_Exercise brief_
Output the records exactly as they appear, with no pictures included.

_Listing_
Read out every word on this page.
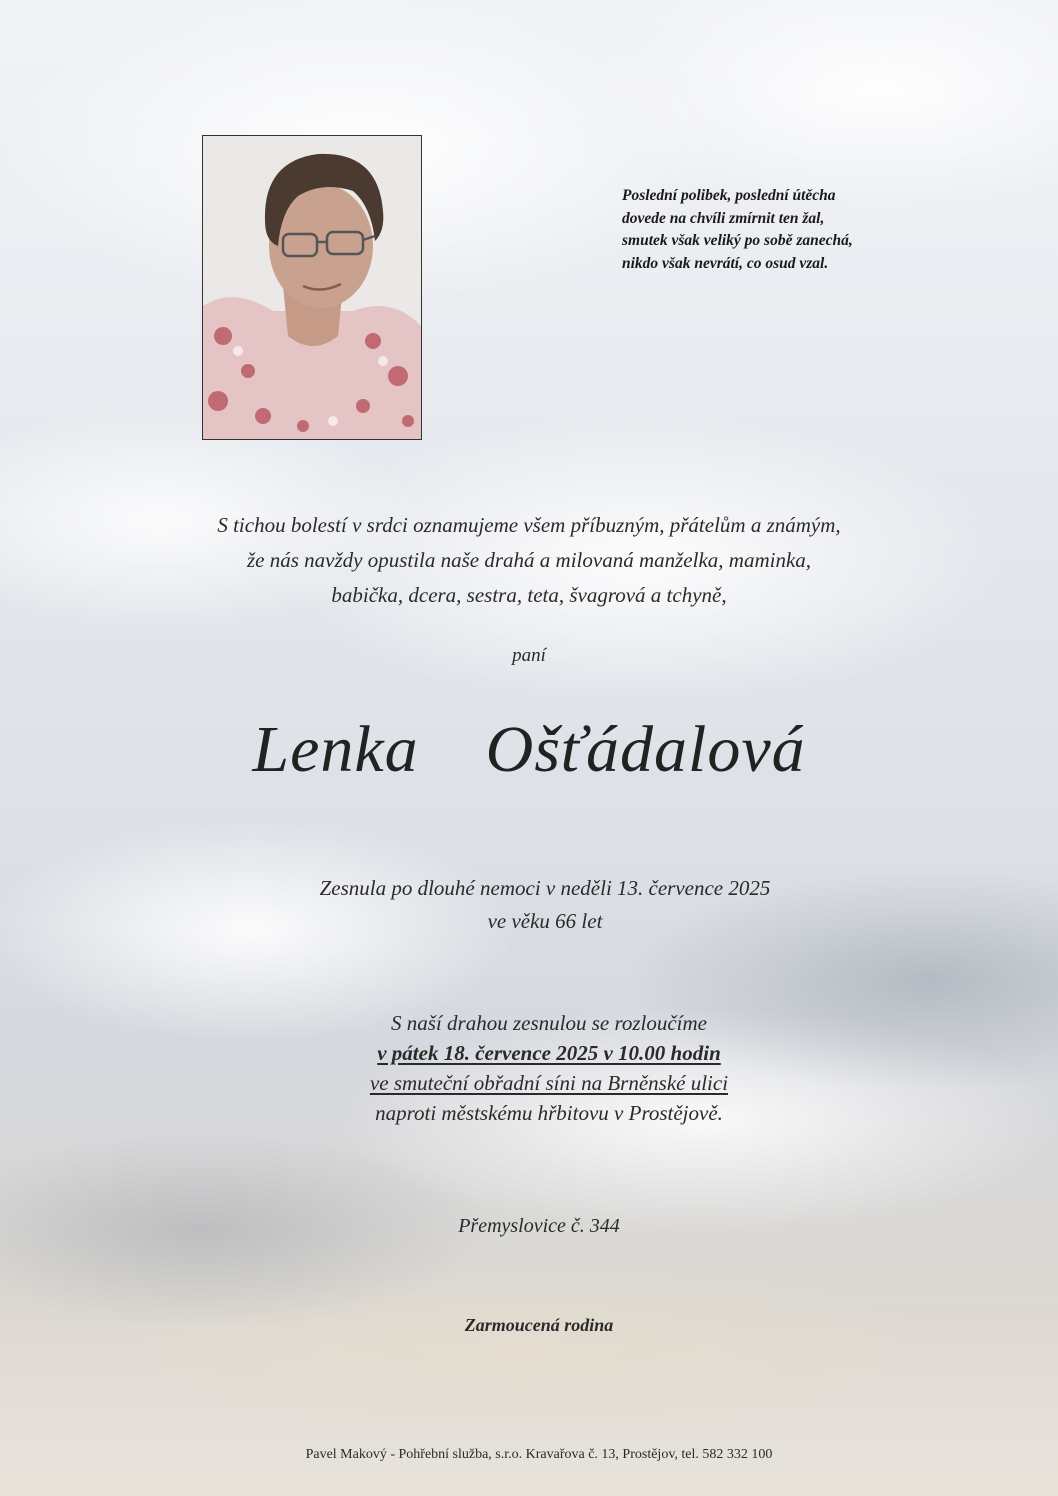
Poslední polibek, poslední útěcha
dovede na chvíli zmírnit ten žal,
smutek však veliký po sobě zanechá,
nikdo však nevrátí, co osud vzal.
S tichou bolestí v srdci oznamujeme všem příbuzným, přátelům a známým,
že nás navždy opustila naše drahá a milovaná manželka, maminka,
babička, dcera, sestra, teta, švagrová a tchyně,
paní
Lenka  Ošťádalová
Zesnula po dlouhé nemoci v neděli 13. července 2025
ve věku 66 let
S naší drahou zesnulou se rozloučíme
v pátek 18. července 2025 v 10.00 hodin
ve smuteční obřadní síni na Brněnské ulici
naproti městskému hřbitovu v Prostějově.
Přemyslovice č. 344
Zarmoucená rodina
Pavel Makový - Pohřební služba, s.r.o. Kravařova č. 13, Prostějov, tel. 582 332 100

_Exercise solution_
Read out every word on this page.
Poslední polibek, poslední útěcha
dovede na chvíli zmírnit ten žal,
smutek však veliký po sobě zanechá,
nikdo však nevrátí, co osud vzal.
S tichou bolestí v srdci oznamujeme všem příbuzným, přátelům a známým,
že nás navždy opustila naše drahá a milovaná manželka, maminka,
babička, dcera, sestra, teta, švagrová a tchyně,
paní
Lenka  Ošťádalová
Zesnula po dlouhé nemoci v neděli 13. července 2025
ve věku 66 let
S naší drahou zesnulou se rozloučíme
v pátek 18. července 2025 v 10.00 hodin
ve smuteční obřadní síni na Brněnské ulici
naproti městskému hřbitovu v Prostějově.
Přemyslovice č. 344
Zarmoucená rodina
Pavel Makový - Pohřební služba, s.r.o. Kravařova č. 13, Prostějov, tel. 582 332 100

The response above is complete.